Collected data
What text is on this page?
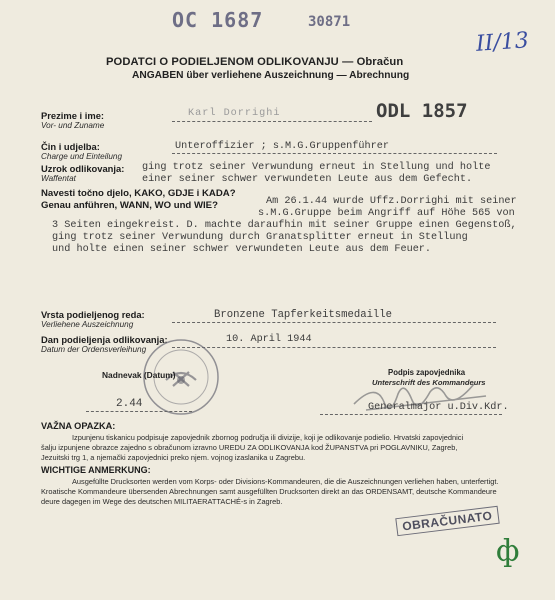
OC 1687	30871
II/13
PODATCI O PODIELJENOM ODLIKOVANJU — Obračun
ANGABEN über verliehene Auszeichnung — Abrechnung
Prezime i ime:
Vor- und Zuname
Karl Dorrighi	ODL 1857
Čin i udjelba:
Charge und Einteilung
Unteroffizier ; s.M.G.Gruppenführer
Uzrok odlikovanja:
Waffentat
ging trotz seiner Verwundung erneut in Stellung und holte
einer seiner schwer verwundeten Leute aus dem Gefecht.
Navesti točno djelo, KAKO, GDJE i KADA?
Genau anführen, WANN, WO und WIE?	Am 26.1.44 wurde Uffz.Dorrighi mit seiner
s.M.G.Gruppe beim Angriff auf Höhe 565 von
3 Seiten eingekreist. D. machte daraufhin mit seiner Gruppe einen Gegenstoß,
ging trotz seiner Verwundung durch Granatsplitter erneut in Stellung
und holte einen seiner schwer verwundeten Leute aus dem Feuer.
Vrsta podieljenog reda:
Verliehene Auszeichnung
Bronzene Tapferkeitsmedaille
Dan podieljenja odlikovanja:
Datum der Ordensverleihung
10. April 1944
Nadnevak (Datum)
2.44
Podpis zapovjednika
Unterschrift des Kommandeurs
Generalmajor u.Div.Kdr.
VAŽNA OPAZKA:
Izpunjenu tiskanicu podpisuje zapovjednik zbornog područja ili divizije, koji je odlikovanje podielio. Hrvatski zapovjednici
šalju izpunjene obrazce zajedno s obračunom izravno UREDU ZA ODLIKOVANJA kod ŽUPANSTVA pri POGLAVNIKU, Zagreb,
Jezuitski trg 1, a njemački zapovjednici preko njem. vojnog izaslanika u Zagrebu.
WICHTIGE ANMERKUNG:
Ausgefüllte Drucksorten werden vom Korps- oder Divisions-Kommandeuren, die die Auszeichnungen verliehen haben, unterfertigt.
Kroatische Kommandeure übersenden Abrechnungen samt ausgefüllten Drucksorten direkt an das ORDENSAMT, deutsche Kommandeure
deure dagegen im Wege des deutschen MILITAERATTACHÉ-s in Zagreb.
OBRAČUNATO
ф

■ Given problem ■
Write out the listing above exactly as it stands, pictures excluded.

■ Exercise answer ■
What text is on this page?
OC 1687	30871
II/13
PODATCI O PODIELJENOM ODLIKOVANJU — Obračun
ANGABEN über verliehene Auszeichnung — Abrechnung
Prezime i ime:
Vor- und Zuname
Karl Dorrighi	ODL 1857
Čin i udjelba:
Charge und Einteilung
Unteroffizier ; s.M.G.Gruppenführer
Uzrok odlikovanja:
Waffentat
ging trotz seiner Verwundung erneut in Stellung und holte
einer seiner schwer verwundeten Leute aus dem Gefecht.
Navesti točno djelo, KAKO, GDJE i KADA?
Genau anführen, WANN, WO und WIE?	Am 26.1.44 wurde Uffz.Dorrighi mit seiner
s.M.G.Gruppe beim Angriff auf Höhe 565 von
3 Seiten eingekreist. D. machte daraufhin mit seiner Gruppe einen Gegenstoß,
ging trotz seiner Verwundung durch Granatsplitter erneut in Stellung
und holte einen seiner schwer verwundeten Leute aus dem Feuer.
Vrsta podieljenog reda:
Verliehene Auszeichnung
Bronzene Tapferkeitsmedaille
Dan podieljenja odlikovanja:
Datum der Ordensverleihung
10. April 1944
Nadnevak (Datum)
2.44
Podpis zapovjednika
Unterschrift des Kommandeurs
Generalmajor u.Div.Kdr.
VAŽNA OPAZKA:
Izpunjenu tiskanicu podpisuje zapovjednik zbornog područja ili divizije, koji je odlikovanje podielio. Hrvatski zapovjednici
šalju izpunjene obrazce zajedno s obračunom izravno UREDU ZA ODLIKOVANJA kod ŽUPANSTVA pri POGLAVNIKU, Zagreb,
Jezuitski trg 1, a njemački zapovjednici preko njem. vojnog izaslanika u Zagrebu.
WICHTIGE ANMERKUNG:
Ausgefüllte Drucksorten werden vom Korps- oder Divisions-Kommandeuren, die die Auszeichnungen verliehen haben, unterfertigt.
Kroatische Kommandeure übersenden Abrechnungen samt ausgefüllten Drucksorten direkt an das ORDENSAMT, deutsche Kommandeure
deure dagegen im Wege des deutschen MILITAERATTACHÉ-s in Zagreb.
OBRAČUNATO
ф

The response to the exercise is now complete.